# GIVEN EXERCISE
Your task is to give the number of lines in the listing that include "查证巡视", and nothing else.

# MATERIALS PROVIDED
____________________

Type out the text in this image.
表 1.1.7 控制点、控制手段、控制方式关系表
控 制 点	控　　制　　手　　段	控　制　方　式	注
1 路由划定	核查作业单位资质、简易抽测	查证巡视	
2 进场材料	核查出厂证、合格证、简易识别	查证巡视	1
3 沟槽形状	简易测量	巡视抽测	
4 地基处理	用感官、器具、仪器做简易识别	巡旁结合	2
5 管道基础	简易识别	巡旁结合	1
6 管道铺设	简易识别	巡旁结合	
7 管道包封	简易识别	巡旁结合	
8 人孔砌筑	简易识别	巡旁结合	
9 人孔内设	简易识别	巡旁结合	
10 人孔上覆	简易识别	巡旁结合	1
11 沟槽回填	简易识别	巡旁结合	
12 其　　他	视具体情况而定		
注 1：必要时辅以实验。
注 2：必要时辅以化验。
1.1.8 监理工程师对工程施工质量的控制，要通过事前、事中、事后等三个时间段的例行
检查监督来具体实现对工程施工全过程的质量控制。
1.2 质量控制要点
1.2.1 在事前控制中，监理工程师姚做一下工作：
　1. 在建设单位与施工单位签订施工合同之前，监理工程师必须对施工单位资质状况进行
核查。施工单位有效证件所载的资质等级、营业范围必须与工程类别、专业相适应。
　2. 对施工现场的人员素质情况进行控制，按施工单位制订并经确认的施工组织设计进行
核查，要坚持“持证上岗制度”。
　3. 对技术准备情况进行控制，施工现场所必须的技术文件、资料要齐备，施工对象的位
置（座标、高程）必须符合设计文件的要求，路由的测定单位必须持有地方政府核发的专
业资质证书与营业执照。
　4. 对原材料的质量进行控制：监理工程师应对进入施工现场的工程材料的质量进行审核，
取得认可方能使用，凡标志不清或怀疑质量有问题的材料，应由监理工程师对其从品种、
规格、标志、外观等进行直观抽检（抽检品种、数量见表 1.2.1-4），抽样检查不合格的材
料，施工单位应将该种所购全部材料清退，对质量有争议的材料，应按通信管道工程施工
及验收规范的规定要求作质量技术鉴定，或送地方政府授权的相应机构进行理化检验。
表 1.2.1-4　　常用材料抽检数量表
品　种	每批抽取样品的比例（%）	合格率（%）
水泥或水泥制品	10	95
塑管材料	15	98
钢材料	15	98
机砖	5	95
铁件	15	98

____________________

# TASK SOLUTION
2